## What is required
Go through the material below and copy all lines with "value".

**** Data in this exercise ****

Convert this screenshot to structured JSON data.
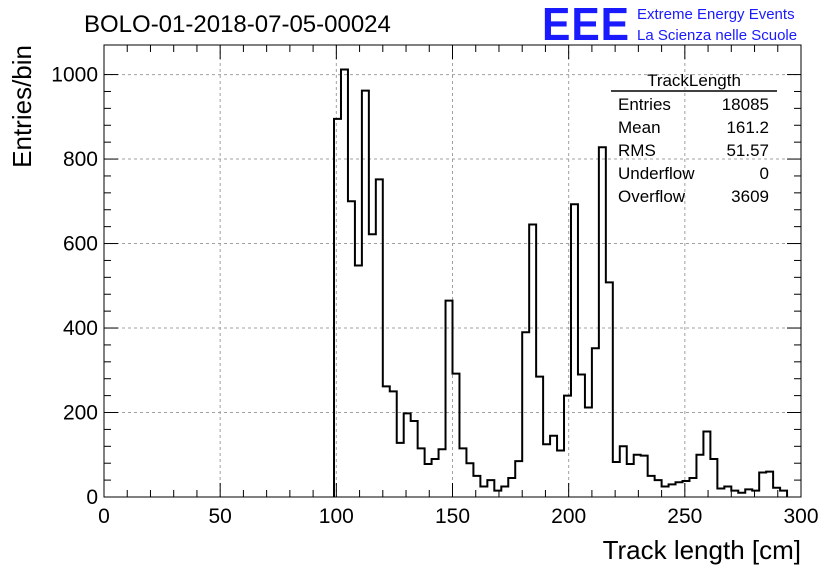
{
  "header": {
    "run_title": "BOLO-01-2018-07-05-00024",
    "logo_text": "EEE",
    "org_line1": "Extreme Energy Events",
    "org_line2": "La Scienza nelle Scuole",
    "brand_color": "#1a1aff"
  },
  "stats_box": {
    "title": "TrackLength",
    "rows": [
      {
        "label": "Entries",
        "value": "18085"
      },
      {
        "label": "Mean",
        "value": "161.2"
      },
      {
        "label": "RMS",
        "value": "51.57"
      },
      {
        "label": "Underflow",
        "value": "0"
      },
      {
        "label": "Overflow",
        "value": "3609"
      }
    ]
  },
  "chart_data": {
    "type": "histogram",
    "title": "BOLO-01-2018-07-05-00024",
    "xlabel": "Track length [cm]",
    "ylabel": "Entries/bin",
    "xlim": [
      0,
      300
    ],
    "ylim": [
      0,
      1070
    ],
    "grid": true,
    "bin_width": 3,
    "xticks": [
      0,
      50,
      100,
      150,
      200,
      250,
      300
    ],
    "yticks": [
      0,
      200,
      400,
      600,
      800,
      1000
    ],
    "xtick_labels": [
      "0",
      "50",
      "100",
      "150",
      "200",
      "250",
      "300"
    ],
    "ytick_labels": [
      "0",
      "200",
      "400",
      "600",
      "800",
      "1000"
    ],
    "bin_edges_start": 99,
    "counts": [
      895,
      1012,
      700,
      548,
      962,
      622,
      752,
      262,
      250,
      128,
      198,
      180,
      115,
      78,
      90,
      113,
      465,
      292,
      115,
      80,
      50,
      25,
      40,
      15,
      25,
      45,
      85,
      390,
      645,
      285,
      125,
      145,
      110,
      240,
      693,
      290,
      212,
      352,
      828,
      508,
      83,
      120,
      78,
      100,
      98,
      50,
      40,
      25,
      30,
      35,
      38,
      45,
      100,
      155,
      90,
      20,
      25,
      15,
      10,
      18,
      15,
      58,
      60,
      22,
      15
    ]
  }
}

****

## Exercise solution
        "value": "18085"
        "value": "161.2"
        "value": "51.57"
        "value": "0"
        "value": "3609"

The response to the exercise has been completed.